Segment Open
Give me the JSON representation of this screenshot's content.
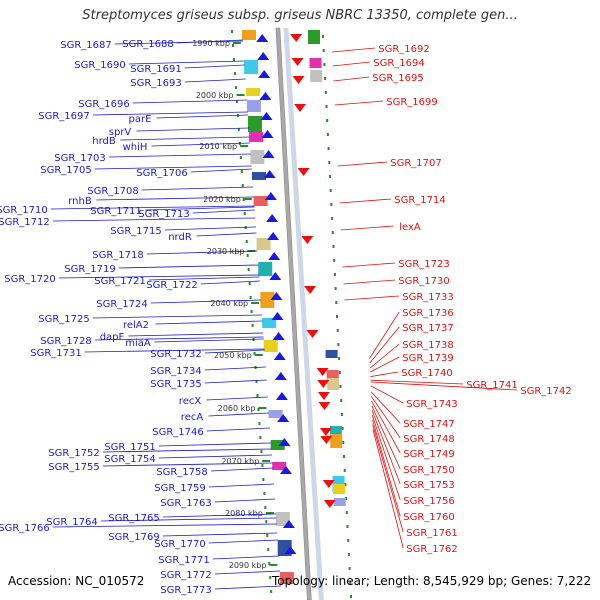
{
  "title": "Streptomyces griseus subsp. griseus NBRC 13350, complete gen...",
  "footer": {
    "accession": "Accession: NC_010572",
    "summary": "Topology: linear; Length: 8,545,929 bp; Genes: 7,222"
  },
  "colors": {
    "left_label": "#1a1acc",
    "right_label": "#dd1111",
    "tick": "#2a8a2a",
    "backbone": "#a8a8a8",
    "forward_gene": "#1a1add",
    "reverse_gene": "#e81010"
  },
  "kbp_ticks": [
    "1990 kbp",
    "2000 kbp",
    "2010 kbp",
    "2020 kbp",
    "2030 kbp",
    "2040 kbp",
    "2050 kbp",
    "2060 kbp",
    "2070 kbp",
    "2080 kbp",
    "2090 kbp"
  ],
  "left_genes": [
    "SGR_1687",
    "SGR_1688",
    "SGR_1690",
    "SGR_1691",
    "SGR_1693",
    "SGR_1696",
    "SGR_1697",
    "parE",
    "sprV",
    "hrdB",
    "whiH",
    "SGR_1703",
    "SGR_1705",
    "SGR_1706",
    "SGR_1708",
    "rnhB",
    "SGR_1710",
    "SGR_1711",
    "SGR_1712",
    "SGR_1713",
    "SGR_1715",
    "nrdR",
    "SGR_1718",
    "SGR_1719",
    "SGR_1720",
    "SGR_1721",
    "SGR_1722",
    "SGR_1724",
    "SGR_1725",
    "relA2",
    "dapF",
    "SGR_1728",
    "miaA",
    "SGR_1731",
    "SGR_1732",
    "SGR_1734",
    "SGR_1735",
    "recX",
    "recA",
    "SGR_1746",
    "SGR_1751",
    "SGR_1752",
    "SGR_1754",
    "SGR_1755",
    "SGR_1758",
    "SGR_1759",
    "SGR_1763",
    "SGR_1764",
    "SGR_1765",
    "SGR_1766",
    "SGR_1769",
    "SGR_1770",
    "SGR_1771",
    "SGR_1772",
    "SGR_1773"
  ],
  "right_genes": [
    "SGR_1692",
    "SGR_1694",
    "SGR_1695",
    "SGR_1699",
    "SGR_1707",
    "SGR_1714",
    "lexA",
    "SGR_1723",
    "SGR_1730",
    "SGR_1733",
    "SGR_1736",
    "SGR_1737",
    "SGR_1738",
    "SGR_1739",
    "SGR_1740",
    "SGR_1741",
    "SGR_1742",
    "SGR_1743",
    "SGR_1747",
    "SGR_1748",
    "SGR_1749",
    "SGR_1750",
    "SGR_1753",
    "SGR_1756",
    "SGR_1760",
    "SGR_1761",
    "SGR_1762"
  ]
}
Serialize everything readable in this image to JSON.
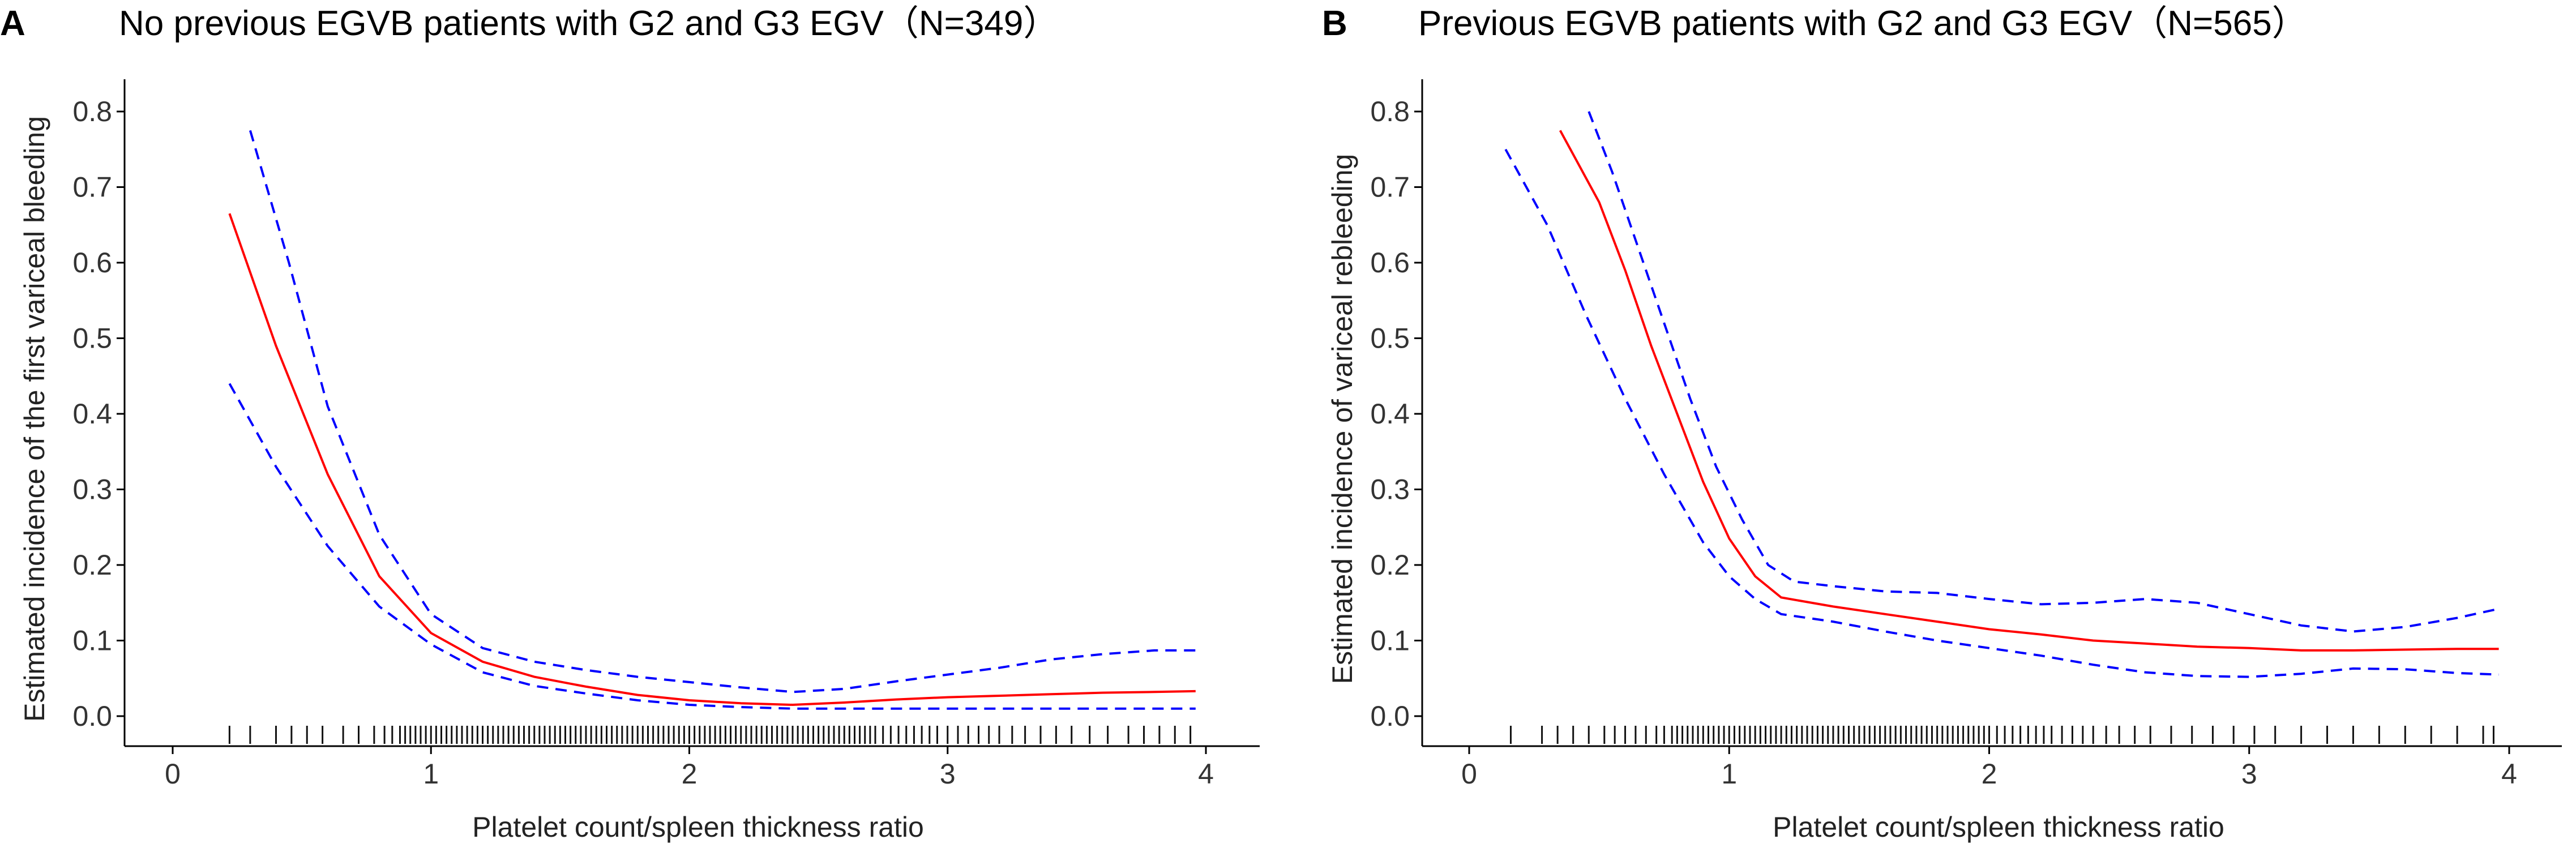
{
  "chart_data": [
    {
      "type": "line",
      "panel_label": "A",
      "title": "No previous EGVB patients with G2 and G3 EGV（N=349）",
      "xlabel": "Platelet count/spleen thickness ratio",
      "ylabel": "Estimated incidence of the first variceal bleeding",
      "xlim": [
        -0.2,
        4.2
      ],
      "ylim": [
        -0.04,
        0.84
      ],
      "x_ticks": [
        0,
        1,
        2,
        3,
        4
      ],
      "y_ticks": [
        0.0,
        0.1,
        0.2,
        0.3,
        0.4,
        0.5,
        0.6,
        0.7,
        0.8
      ],
      "x_tick_labels": [
        "0",
        "1",
        "2",
        "3",
        "4"
      ],
      "y_tick_labels": [
        "0.0",
        "0.1",
        "0.2",
        "0.3",
        "0.4",
        "0.5",
        "0.6",
        "0.7",
        "0.8"
      ],
      "series": [
        {
          "name": "Estimate",
          "style": "solid",
          "color": "#ff0000",
          "x": [
            0.22,
            0.4,
            0.6,
            0.8,
            1.0,
            1.2,
            1.4,
            1.6,
            1.8,
            2.0,
            2.2,
            2.4,
            2.6,
            2.8,
            3.0,
            3.2,
            3.4,
            3.6,
            3.8,
            3.96
          ],
          "y": [
            0.665,
            0.49,
            0.32,
            0.185,
            0.11,
            0.072,
            0.052,
            0.039,
            0.028,
            0.021,
            0.017,
            0.015,
            0.018,
            0.022,
            0.025,
            0.027,
            0.029,
            0.031,
            0.032,
            0.033
          ]
        },
        {
          "name": "Upper 95% CI",
          "style": "dashed",
          "color": "#0000ff",
          "x": [
            0.3,
            0.45,
            0.6,
            0.8,
            1.0,
            1.2,
            1.4,
            1.6,
            1.8,
            2.0,
            2.2,
            2.4,
            2.6,
            2.8,
            3.0,
            3.2,
            3.4,
            3.6,
            3.8,
            3.96
          ],
          "y": [
            0.775,
            0.6,
            0.41,
            0.24,
            0.135,
            0.09,
            0.072,
            0.061,
            0.052,
            0.045,
            0.038,
            0.032,
            0.036,
            0.046,
            0.055,
            0.064,
            0.075,
            0.082,
            0.087,
            0.087
          ]
        },
        {
          "name": "Lower 95% CI",
          "style": "dashed",
          "color": "#0000ff",
          "x": [
            0.22,
            0.4,
            0.6,
            0.8,
            1.0,
            1.2,
            1.4,
            1.6,
            1.8,
            2.0,
            2.2,
            2.4,
            2.6,
            2.8,
            3.0,
            3.2,
            3.4,
            3.6,
            3.8,
            3.96
          ],
          "y": [
            0.44,
            0.33,
            0.225,
            0.145,
            0.095,
            0.058,
            0.04,
            0.03,
            0.021,
            0.015,
            0.012,
            0.01,
            0.01,
            0.01,
            0.01,
            0.01,
            0.01,
            0.01,
            0.01,
            0.01
          ]
        }
      ],
      "rug": [
        0.22,
        0.3,
        0.4,
        0.46,
        0.52,
        0.58,
        0.66,
        0.72,
        0.78,
        0.82,
        0.85,
        0.88,
        0.9,
        0.92,
        0.94,
        0.96,
        0.98,
        1.0,
        1.02,
        1.04,
        1.06,
        1.08,
        1.1,
        1.12,
        1.14,
        1.16,
        1.18,
        1.2,
        1.22,
        1.24,
        1.26,
        1.28,
        1.3,
        1.32,
        1.34,
        1.36,
        1.38,
        1.4,
        1.42,
        1.44,
        1.46,
        1.48,
        1.5,
        1.52,
        1.54,
        1.56,
        1.58,
        1.6,
        1.62,
        1.64,
        1.66,
        1.68,
        1.7,
        1.72,
        1.74,
        1.76,
        1.78,
        1.8,
        1.82,
        1.84,
        1.86,
        1.88,
        1.9,
        1.92,
        1.94,
        1.96,
        1.98,
        2.0,
        2.02,
        2.04,
        2.06,
        2.08,
        2.1,
        2.12,
        2.14,
        2.16,
        2.18,
        2.2,
        2.22,
        2.24,
        2.26,
        2.28,
        2.3,
        2.32,
        2.34,
        2.36,
        2.38,
        2.4,
        2.42,
        2.44,
        2.46,
        2.48,
        2.5,
        2.52,
        2.54,
        2.56,
        2.58,
        2.6,
        2.62,
        2.64,
        2.66,
        2.68,
        2.7,
        2.72,
        2.75,
        2.78,
        2.81,
        2.84,
        2.87,
        2.9,
        2.93,
        2.96,
        3.0,
        3.04,
        3.08,
        3.12,
        3.16,
        3.2,
        3.25,
        3.3,
        3.36,
        3.42,
        3.48,
        3.55,
        3.62,
        3.7,
        3.76,
        3.82,
        3.88,
        3.94
      ]
    },
    {
      "type": "line",
      "panel_label": "B",
      "title": "Previous EGVB patients with G2 and G3 EGV（N=565）",
      "xlabel": "Platelet count/spleen thickness ratio",
      "ylabel": "Estimated incidence of variceal rebleeding",
      "xlim": [
        -0.2,
        4.2
      ],
      "ylim": [
        -0.04,
        0.84
      ],
      "x_ticks": [
        0,
        1,
        2,
        3,
        4
      ],
      "y_ticks": [
        0.0,
        0.1,
        0.2,
        0.3,
        0.4,
        0.5,
        0.6,
        0.7,
        0.8
      ],
      "x_tick_labels": [
        "0",
        "1",
        "2",
        "3",
        "4"
      ],
      "y_tick_labels": [
        "0.0",
        "0.1",
        "0.2",
        "0.3",
        "0.4",
        "0.5",
        "0.6",
        "0.7",
        "0.8"
      ],
      "series": [
        {
          "name": "Estimate",
          "style": "solid",
          "color": "#ff0000",
          "x": [
            0.35,
            0.5,
            0.6,
            0.7,
            0.8,
            0.9,
            1.0,
            1.1,
            1.2,
            1.4,
            1.6,
            1.8,
            2.0,
            2.2,
            2.4,
            2.6,
            2.8,
            3.0,
            3.2,
            3.4,
            3.6,
            3.8,
            3.96
          ],
          "y": [
            0.775,
            0.68,
            0.59,
            0.49,
            0.4,
            0.31,
            0.235,
            0.185,
            0.157,
            0.145,
            0.135,
            0.125,
            0.115,
            0.108,
            0.1,
            0.096,
            0.092,
            0.09,
            0.087,
            0.087,
            0.088,
            0.089,
            0.089
          ]
        },
        {
          "name": "Upper 95% CI",
          "style": "dashed",
          "color": "#0000ff",
          "x": [
            0.46,
            0.55,
            0.65,
            0.75,
            0.85,
            0.95,
            1.05,
            1.15,
            1.25,
            1.4,
            1.6,
            1.8,
            2.0,
            2.2,
            2.4,
            2.6,
            2.8,
            3.0,
            3.2,
            3.4,
            3.6,
            3.8,
            3.96
          ],
          "y": [
            0.8,
            0.72,
            0.62,
            0.52,
            0.42,
            0.33,
            0.26,
            0.2,
            0.178,
            0.172,
            0.165,
            0.163,
            0.155,
            0.148,
            0.15,
            0.155,
            0.15,
            0.135,
            0.12,
            0.112,
            0.118,
            0.13,
            0.142
          ]
        },
        {
          "name": "Lower 95% CI",
          "style": "dashed",
          "color": "#0000ff",
          "x": [
            0.14,
            0.3,
            0.45,
            0.6,
            0.75,
            0.9,
            1.0,
            1.1,
            1.2,
            1.4,
            1.6,
            1.8,
            2.0,
            2.2,
            2.4,
            2.6,
            2.8,
            3.0,
            3.2,
            3.4,
            3.6,
            3.8,
            3.96
          ],
          "y": [
            0.75,
            0.65,
            0.53,
            0.42,
            0.32,
            0.23,
            0.185,
            0.155,
            0.135,
            0.125,
            0.112,
            0.1,
            0.09,
            0.08,
            0.068,
            0.058,
            0.053,
            0.052,
            0.056,
            0.063,
            0.062,
            0.057,
            0.055
          ]
        }
      ],
      "rug": [
        0.16,
        0.28,
        0.34,
        0.4,
        0.46,
        0.52,
        0.56,
        0.6,
        0.64,
        0.68,
        0.72,
        0.75,
        0.78,
        0.8,
        0.82,
        0.84,
        0.86,
        0.88,
        0.9,
        0.92,
        0.94,
        0.96,
        0.98,
        1.0,
        1.02,
        1.04,
        1.06,
        1.08,
        1.1,
        1.12,
        1.14,
        1.16,
        1.18,
        1.2,
        1.22,
        1.24,
        1.26,
        1.28,
        1.3,
        1.32,
        1.34,
        1.36,
        1.38,
        1.4,
        1.42,
        1.44,
        1.46,
        1.48,
        1.5,
        1.52,
        1.54,
        1.56,
        1.58,
        1.6,
        1.62,
        1.64,
        1.66,
        1.68,
        1.7,
        1.72,
        1.74,
        1.76,
        1.78,
        1.8,
        1.82,
        1.84,
        1.86,
        1.88,
        1.9,
        1.92,
        1.94,
        1.96,
        1.98,
        2.0,
        2.03,
        2.06,
        2.09,
        2.12,
        2.15,
        2.18,
        2.21,
        2.24,
        2.28,
        2.32,
        2.36,
        2.4,
        2.45,
        2.5,
        2.56,
        2.62,
        2.7,
        2.78,
        2.86,
        2.94,
        3.02,
        3.1,
        3.2,
        3.3,
        3.4,
        3.5,
        3.6,
        3.7,
        3.8,
        3.9,
        3.94
      ]
    }
  ]
}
Segment Closed
#### Your objective
Take from the listing above each line containing "Estimated".

#### Exercise result
      "ylabel": "Estimated incidence of the first variceal bleeding",
      "ylabel": "Estimated incidence of variceal rebleeding",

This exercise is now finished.